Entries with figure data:

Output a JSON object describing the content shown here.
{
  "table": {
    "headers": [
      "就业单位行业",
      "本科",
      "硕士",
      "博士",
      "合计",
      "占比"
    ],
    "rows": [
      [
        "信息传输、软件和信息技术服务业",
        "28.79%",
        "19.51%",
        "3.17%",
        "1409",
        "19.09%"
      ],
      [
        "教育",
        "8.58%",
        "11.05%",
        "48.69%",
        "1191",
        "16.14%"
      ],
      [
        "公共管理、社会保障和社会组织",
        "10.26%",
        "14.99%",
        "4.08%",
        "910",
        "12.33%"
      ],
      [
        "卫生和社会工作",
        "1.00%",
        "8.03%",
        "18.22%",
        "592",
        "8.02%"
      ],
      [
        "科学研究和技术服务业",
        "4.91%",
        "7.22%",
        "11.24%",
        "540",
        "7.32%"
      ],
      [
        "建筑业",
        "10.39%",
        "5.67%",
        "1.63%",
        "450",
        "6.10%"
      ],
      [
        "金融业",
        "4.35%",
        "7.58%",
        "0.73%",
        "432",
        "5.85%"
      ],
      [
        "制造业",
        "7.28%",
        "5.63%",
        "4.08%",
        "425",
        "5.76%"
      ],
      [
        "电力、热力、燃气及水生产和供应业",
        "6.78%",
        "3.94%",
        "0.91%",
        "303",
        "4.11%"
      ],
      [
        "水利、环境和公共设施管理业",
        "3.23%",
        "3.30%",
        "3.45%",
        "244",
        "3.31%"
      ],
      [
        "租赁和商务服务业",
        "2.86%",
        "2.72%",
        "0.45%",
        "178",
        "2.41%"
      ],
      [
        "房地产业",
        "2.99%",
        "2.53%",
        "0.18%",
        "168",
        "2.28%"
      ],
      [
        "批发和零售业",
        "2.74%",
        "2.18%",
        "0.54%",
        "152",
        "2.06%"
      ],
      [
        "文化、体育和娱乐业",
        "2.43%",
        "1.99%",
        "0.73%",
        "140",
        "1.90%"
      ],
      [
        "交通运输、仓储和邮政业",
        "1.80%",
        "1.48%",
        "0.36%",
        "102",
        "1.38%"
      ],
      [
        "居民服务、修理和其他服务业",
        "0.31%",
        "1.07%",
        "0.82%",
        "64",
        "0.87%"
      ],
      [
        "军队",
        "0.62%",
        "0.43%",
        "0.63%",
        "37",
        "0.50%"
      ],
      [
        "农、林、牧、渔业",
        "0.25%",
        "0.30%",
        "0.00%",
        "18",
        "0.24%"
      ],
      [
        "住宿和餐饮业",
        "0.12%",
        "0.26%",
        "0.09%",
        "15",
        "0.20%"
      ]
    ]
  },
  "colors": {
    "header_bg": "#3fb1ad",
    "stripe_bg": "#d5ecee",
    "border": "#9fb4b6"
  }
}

Job:
Each of the records should be retyped exactly.

Task response:
Output a JSON object describing the content shown here.
{
  "table": {
    "headers": [
      "就业单位行业",
      "本科",
      "硕士",
      "博士",
      "合计",
      "占比"
    ],
    "rows": [
      [
        "信息传输、软件和信息技术服务业",
        "28.79%",
        "19.51%",
        "3.17%",
        "1409",
        "19.09%"
      ],
      [
        "教育",
        "8.58%",
        "11.05%",
        "48.69%",
        "1191",
        "16.14%"
      ],
      [
        "公共管理、社会保障和社会组织",
        "10.26%",
        "14.99%",
        "4.08%",
        "910",
        "12.33%"
      ],
      [
        "卫生和社会工作",
        "1.00%",
        "8.03%",
        "18.22%",
        "592",
        "8.02%"
      ],
      [
        "科学研究和技术服务业",
        "4.91%",
        "7.22%",
        "11.24%",
        "540",
        "7.32%"
      ],
      [
        "建筑业",
        "10.39%",
        "5.67%",
        "1.63%",
        "450",
        "6.10%"
      ],
      [
        "金融业",
        "4.35%",
        "7.58%",
        "0.73%",
        "432",
        "5.85%"
      ],
      [
        "制造业",
        "7.28%",
        "5.63%",
        "4.08%",
        "425",
        "5.76%"
      ],
      [
        "电力、热力、燃气及水生产和供应业",
        "6.78%",
        "3.94%",
        "0.91%",
        "303",
        "4.11%"
      ],
      [
        "水利、环境和公共设施管理业",
        "3.23%",
        "3.30%",
        "3.45%",
        "244",
        "3.31%"
      ],
      [
        "租赁和商务服务业",
        "2.86%",
        "2.72%",
        "0.45%",
        "178",
        "2.41%"
      ],
      [
        "房地产业",
        "2.99%",
        "2.53%",
        "0.18%",
        "168",
        "2.28%"
      ],
      [
        "批发和零售业",
        "2.74%",
        "2.18%",
        "0.54%",
        "152",
        "2.06%"
      ],
      [
        "文化、体育和娱乐业",
        "2.43%",
        "1.99%",
        "0.73%",
        "140",
        "1.90%"
      ],
      [
        "交通运输、仓储和邮政业",
        "1.80%",
        "1.48%",
        "0.36%",
        "102",
        "1.38%"
      ],
      [
        "居民服务、修理和其他服务业",
        "0.31%",
        "1.07%",
        "0.82%",
        "64",
        "0.87%"
      ],
      [
        "军队",
        "0.62%",
        "0.43%",
        "0.63%",
        "37",
        "0.50%"
      ],
      [
        "农、林、牧、渔业",
        "0.25%",
        "0.30%",
        "0.00%",
        "18",
        "0.24%"
      ],
      [
        "住宿和餐饮业",
        "0.12%",
        "0.26%",
        "0.09%",
        "15",
        "0.20%"
      ]
    ]
  },
  "colors": {
    "header_bg": "#3fb1ad",
    "stripe_bg": "#d5ecee",
    "border": "#9fb4b6"
  }
}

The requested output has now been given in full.